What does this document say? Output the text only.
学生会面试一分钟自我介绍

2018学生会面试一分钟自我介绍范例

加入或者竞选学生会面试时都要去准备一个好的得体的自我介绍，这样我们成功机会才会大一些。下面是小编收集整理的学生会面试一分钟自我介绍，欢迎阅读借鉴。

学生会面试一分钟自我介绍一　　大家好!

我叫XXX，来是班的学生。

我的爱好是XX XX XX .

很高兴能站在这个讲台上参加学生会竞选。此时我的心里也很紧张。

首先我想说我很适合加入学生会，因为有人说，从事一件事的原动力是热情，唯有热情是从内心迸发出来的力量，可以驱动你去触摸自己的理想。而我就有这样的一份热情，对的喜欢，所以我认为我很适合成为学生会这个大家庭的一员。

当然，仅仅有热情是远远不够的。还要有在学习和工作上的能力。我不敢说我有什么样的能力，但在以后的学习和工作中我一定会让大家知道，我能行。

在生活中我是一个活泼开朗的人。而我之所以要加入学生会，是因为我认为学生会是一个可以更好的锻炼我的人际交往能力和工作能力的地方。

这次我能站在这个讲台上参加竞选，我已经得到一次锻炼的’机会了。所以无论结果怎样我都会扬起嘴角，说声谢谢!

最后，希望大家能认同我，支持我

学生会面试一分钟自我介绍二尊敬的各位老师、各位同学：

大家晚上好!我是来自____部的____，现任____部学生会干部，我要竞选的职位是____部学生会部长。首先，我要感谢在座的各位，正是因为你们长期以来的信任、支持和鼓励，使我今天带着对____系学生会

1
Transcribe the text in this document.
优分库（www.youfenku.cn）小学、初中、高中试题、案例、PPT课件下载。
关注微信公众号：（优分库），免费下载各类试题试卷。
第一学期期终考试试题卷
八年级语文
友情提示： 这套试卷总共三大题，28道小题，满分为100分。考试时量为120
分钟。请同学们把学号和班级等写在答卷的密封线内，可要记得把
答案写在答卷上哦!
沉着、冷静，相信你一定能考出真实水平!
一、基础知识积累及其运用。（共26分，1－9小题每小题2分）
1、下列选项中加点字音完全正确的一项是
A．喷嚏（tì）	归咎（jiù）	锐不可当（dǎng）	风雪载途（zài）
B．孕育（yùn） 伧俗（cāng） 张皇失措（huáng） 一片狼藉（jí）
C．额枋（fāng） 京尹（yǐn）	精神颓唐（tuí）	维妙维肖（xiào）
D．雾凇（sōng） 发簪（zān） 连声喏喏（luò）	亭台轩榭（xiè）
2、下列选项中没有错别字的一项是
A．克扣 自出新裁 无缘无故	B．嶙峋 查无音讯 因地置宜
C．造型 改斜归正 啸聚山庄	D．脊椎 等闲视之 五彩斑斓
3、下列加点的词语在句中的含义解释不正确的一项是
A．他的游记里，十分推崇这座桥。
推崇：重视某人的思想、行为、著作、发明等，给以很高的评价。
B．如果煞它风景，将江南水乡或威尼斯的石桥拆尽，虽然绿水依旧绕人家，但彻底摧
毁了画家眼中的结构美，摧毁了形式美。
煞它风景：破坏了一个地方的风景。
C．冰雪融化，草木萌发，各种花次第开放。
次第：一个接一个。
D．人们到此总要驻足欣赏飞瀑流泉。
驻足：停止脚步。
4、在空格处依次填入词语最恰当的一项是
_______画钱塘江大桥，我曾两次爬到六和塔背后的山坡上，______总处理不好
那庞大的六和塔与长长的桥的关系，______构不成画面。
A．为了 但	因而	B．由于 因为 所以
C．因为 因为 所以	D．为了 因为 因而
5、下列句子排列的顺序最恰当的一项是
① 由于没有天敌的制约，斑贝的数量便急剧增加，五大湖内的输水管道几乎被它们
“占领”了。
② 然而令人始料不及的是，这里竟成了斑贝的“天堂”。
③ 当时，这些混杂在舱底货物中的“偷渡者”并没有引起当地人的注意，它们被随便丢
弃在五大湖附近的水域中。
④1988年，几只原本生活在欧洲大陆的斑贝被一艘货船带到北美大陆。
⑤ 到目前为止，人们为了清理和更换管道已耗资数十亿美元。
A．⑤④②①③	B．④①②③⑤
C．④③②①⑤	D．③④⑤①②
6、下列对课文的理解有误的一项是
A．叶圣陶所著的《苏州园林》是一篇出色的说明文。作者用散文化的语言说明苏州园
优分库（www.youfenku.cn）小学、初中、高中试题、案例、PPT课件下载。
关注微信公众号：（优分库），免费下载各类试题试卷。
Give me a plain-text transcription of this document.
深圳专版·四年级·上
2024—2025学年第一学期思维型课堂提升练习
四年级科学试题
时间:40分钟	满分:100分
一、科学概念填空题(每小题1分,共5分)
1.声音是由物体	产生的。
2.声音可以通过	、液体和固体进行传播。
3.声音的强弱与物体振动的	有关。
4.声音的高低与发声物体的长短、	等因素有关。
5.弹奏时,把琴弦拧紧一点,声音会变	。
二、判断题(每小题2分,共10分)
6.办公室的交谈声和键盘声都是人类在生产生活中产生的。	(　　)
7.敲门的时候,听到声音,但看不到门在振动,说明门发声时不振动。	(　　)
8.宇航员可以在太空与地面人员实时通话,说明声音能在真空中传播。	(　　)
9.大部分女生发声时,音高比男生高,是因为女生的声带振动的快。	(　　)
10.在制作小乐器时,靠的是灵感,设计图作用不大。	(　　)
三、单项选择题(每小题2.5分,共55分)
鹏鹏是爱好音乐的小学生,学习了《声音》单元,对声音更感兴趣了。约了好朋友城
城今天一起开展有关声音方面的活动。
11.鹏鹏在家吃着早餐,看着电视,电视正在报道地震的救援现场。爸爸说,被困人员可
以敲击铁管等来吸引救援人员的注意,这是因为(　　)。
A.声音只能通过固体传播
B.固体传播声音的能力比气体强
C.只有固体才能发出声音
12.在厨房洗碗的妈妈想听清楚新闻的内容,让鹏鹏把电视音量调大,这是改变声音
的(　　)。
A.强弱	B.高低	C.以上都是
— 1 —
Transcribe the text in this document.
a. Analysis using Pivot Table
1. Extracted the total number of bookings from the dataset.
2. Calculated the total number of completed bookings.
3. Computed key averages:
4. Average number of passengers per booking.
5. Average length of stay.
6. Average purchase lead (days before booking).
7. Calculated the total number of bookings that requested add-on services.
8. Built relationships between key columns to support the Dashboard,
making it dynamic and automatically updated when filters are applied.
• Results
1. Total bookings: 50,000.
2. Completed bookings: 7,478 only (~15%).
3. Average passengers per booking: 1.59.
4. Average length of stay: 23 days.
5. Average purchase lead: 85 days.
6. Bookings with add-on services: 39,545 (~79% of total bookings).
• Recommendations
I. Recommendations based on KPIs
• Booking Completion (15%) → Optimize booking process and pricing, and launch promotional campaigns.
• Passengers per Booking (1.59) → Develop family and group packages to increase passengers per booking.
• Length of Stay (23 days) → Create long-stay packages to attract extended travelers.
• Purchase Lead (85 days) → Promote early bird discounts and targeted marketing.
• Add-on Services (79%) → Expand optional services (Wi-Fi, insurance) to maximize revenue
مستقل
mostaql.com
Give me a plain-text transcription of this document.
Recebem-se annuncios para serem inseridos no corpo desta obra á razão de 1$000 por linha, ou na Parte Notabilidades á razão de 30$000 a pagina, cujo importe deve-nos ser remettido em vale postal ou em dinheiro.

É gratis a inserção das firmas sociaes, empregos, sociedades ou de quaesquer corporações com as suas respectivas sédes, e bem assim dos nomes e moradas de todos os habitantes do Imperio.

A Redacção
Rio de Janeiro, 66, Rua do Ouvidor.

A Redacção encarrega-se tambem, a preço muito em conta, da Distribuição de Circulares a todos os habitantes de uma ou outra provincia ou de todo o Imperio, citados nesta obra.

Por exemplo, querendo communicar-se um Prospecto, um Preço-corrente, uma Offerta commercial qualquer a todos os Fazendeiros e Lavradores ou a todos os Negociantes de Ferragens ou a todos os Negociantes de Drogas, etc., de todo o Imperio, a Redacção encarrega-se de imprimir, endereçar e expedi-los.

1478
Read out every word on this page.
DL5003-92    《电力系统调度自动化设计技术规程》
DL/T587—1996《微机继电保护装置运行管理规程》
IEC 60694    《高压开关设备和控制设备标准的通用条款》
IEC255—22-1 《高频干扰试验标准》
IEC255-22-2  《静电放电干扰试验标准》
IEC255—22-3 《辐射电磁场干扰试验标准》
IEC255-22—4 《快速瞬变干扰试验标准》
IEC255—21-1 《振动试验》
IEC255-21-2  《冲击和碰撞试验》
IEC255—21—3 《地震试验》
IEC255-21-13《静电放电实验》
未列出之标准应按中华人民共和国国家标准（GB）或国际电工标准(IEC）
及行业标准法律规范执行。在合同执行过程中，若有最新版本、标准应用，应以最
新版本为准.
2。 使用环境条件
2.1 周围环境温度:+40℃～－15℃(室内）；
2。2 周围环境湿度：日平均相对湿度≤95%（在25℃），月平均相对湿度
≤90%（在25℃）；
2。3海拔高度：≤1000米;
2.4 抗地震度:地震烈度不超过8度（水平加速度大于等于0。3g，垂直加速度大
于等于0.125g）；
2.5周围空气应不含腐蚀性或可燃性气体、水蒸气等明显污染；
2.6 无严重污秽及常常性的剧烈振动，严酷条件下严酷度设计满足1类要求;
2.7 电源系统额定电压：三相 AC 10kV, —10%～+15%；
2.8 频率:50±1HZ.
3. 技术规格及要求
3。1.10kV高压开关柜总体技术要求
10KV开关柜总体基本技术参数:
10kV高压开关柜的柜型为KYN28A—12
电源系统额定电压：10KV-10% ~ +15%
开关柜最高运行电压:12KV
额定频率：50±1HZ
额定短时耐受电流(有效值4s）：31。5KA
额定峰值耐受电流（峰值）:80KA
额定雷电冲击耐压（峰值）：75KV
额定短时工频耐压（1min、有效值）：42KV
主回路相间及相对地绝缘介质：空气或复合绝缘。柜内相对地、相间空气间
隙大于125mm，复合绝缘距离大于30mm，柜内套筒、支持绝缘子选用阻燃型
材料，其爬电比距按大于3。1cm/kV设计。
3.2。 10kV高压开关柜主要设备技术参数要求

++++++

Task description
The answer is a single number, the count of lines in the records that contain the string "packages".

The response
2